Esercizio 1
Riportate senza alcuna modifica le righe dell'elenco, dall'inizio dell'elenco fino alla riga che contiene "photos-videos-of-you-row[interactable]: Photos and", compresa quest'ultima.

Testo del documento
....................

La Mantide di Cairo Montenotte

Mercoledì 19 agosto 1987, sul Monte Ciuto, un’altura alle immediate spalle di Savona, c’è un gran via vai di poliziotti: sono stati chiamati da un operaio che, in fondo a un dirupo, nascosto dal fogliame del bosco, ha ritrovato un corpo umano in avanzato stato di decomposizione e parzialmente divorato dagli animali selvatici.

Il corpo è quello di un uomo anziano: indossa soltanto una canottiera bianca intrisa di sangue ma poco distante ci sono una camicia e un paio di pantaloni bruciacchiati. Il cranio è parzialmente fracassato e i poliziotti al lavoro sul posto non rinvengono documenti. Solo un mazzo di chiavi, tenute insieme da un curioso ciondolo che riporta impresso lo stemma dei farmacisti.

Cosa ha di interessante un cadavere in un bosco e lo stemma dei farmacisti?  Ve lo racconto io, ma andiamo con ordine.

La polizia identifica il cadavere facilmente: è Cesare Brin, proprietario della storica farmacia di Cairo Montenotte. In città è piuttosto conosciuto: è stato presidente dalla Cairese, squadra che il farmacista acquista quando milita nel campionato dilettanti e porta tra i professionisti, ed è consigliere comunale. I tifosi lo chiamano l’”Imperatore” ma la sua epopea calcistica purtroppo è stata una meteora: sommerso dai debiti ha dovuto cedere la squadra. Risulta scomparso dalla notte del 12 agosto e le prime indagini portano alla luce una situazione economica drammatica.

La famiglia di Cesare Brin è benestante e lui eredita la farmacia che si tramandano da generazioni. Dopo la laurea sposa Enrica Colombo, anche lei farmacista, e mettono su famiglia. Il matrimonio però naufraga per i troppi debiti di lui e soprattutto per i continui tradimenti. Enrica non ci sta e chiede il divorzio nel febbraio dell’’87. Gli investigatori sospettano di lei perché, dalle testimonianze raccolte, l’ultima volta che il Brin è stato visto vivo risale al pomeriggio del 12 agosto, proprio mentre entrava in casa della Colombo. La donna conferma che l’ex marito è passato a trovarla e le ha chiesto di riappacificarsi ma lei, sospettando che avesse solo bisogno di soldi, lo ha liquidato velocemente. Racconta anche di averlo visto stanco, gravato dalle preoccupazioni e in uno stato di grave prostrazione.

....................

Voci estratte
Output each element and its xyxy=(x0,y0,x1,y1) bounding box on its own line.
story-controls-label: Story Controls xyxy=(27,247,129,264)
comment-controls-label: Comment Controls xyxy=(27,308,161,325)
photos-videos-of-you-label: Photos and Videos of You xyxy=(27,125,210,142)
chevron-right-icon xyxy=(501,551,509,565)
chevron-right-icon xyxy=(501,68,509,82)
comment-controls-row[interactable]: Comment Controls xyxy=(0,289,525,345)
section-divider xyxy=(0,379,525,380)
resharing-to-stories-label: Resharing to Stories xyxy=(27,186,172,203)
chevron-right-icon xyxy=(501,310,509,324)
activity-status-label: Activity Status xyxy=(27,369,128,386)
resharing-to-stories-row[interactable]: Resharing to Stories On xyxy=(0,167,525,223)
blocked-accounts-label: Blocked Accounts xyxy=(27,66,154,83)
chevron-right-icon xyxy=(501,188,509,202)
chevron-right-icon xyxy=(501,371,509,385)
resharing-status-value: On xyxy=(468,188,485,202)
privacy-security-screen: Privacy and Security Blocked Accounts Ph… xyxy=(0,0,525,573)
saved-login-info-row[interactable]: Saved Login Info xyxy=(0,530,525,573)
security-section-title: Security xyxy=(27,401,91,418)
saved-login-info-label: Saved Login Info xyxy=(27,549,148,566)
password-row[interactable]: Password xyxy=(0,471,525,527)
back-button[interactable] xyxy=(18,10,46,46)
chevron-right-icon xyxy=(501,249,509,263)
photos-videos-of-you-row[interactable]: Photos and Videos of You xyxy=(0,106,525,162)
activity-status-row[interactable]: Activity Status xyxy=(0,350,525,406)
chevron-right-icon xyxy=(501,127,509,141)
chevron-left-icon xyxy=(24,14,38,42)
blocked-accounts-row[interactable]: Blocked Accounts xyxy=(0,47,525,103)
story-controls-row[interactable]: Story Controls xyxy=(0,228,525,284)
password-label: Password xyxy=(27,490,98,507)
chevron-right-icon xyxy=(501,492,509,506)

....................

Esercizio 2
Rispondete alle seguenti domande sul testo relativo alla Mantide di Cairo Montenotte.
(a) In quale data viene ritrovato il corpo sul Monte Ciuto?
(b) Con quale soprannome i tifosi chiamano Cesare Brin?
(c) In quale mese e anno Enrica Colombo chiede il divorzio?

Risposta corretta 1
Output each element and its xyxy=(x0,y0,x1,y1) bounding box on its own line.
story-controls-label: Story Controls xyxy=(27,247,129,264)
comment-controls-label: Comment Controls xyxy=(27,308,161,325)
photos-videos-of-you-label: Photos and Videos of You xyxy=(27,125,210,142)
chevron-right-icon xyxy=(501,551,509,565)
chevron-right-icon xyxy=(501,68,509,82)
comment-controls-row[interactable]: Comment Controls xyxy=(0,289,525,345)
section-divider xyxy=(0,379,525,380)
resharing-to-stories-label: Resharing to Stories xyxy=(27,186,172,203)
chevron-right-icon xyxy=(501,310,509,324)
activity-status-label: Activity Status xyxy=(27,369,128,386)
resharing-to-stories-row[interactable]: Resharing to Stories On xyxy=(0,167,525,223)
blocked-accounts-label: Blocked Accounts xyxy=(27,66,154,83)
chevron-right-icon xyxy=(501,188,509,202)
chevron-right-icon xyxy=(501,371,509,385)
resharing-status-value: On xyxy=(468,188,485,202)
privacy-security-screen: Privacy and Security Blocked Accounts Ph… xyxy=(0,0,525,573)
saved-login-info-row[interactable]: Saved Login Info xyxy=(0,530,525,573)
security-section-title: Security xyxy=(27,401,91,418)
saved-login-info-label: Saved Login Info xyxy=(27,549,148,566)
password-row[interactable]: Password xyxy=(0,471,525,527)
back-button[interactable] xyxy=(18,10,46,46)
chevron-right-icon xyxy=(501,249,509,263)
photos-videos-of-you-row[interactable]: Photos and Videos of You xyxy=(0,106,525,162)

Risposta corretta 2
(a) Mercoledì 19 agosto 1987.
(b) L'"Imperatore".
(c) Nel febbraio 1987.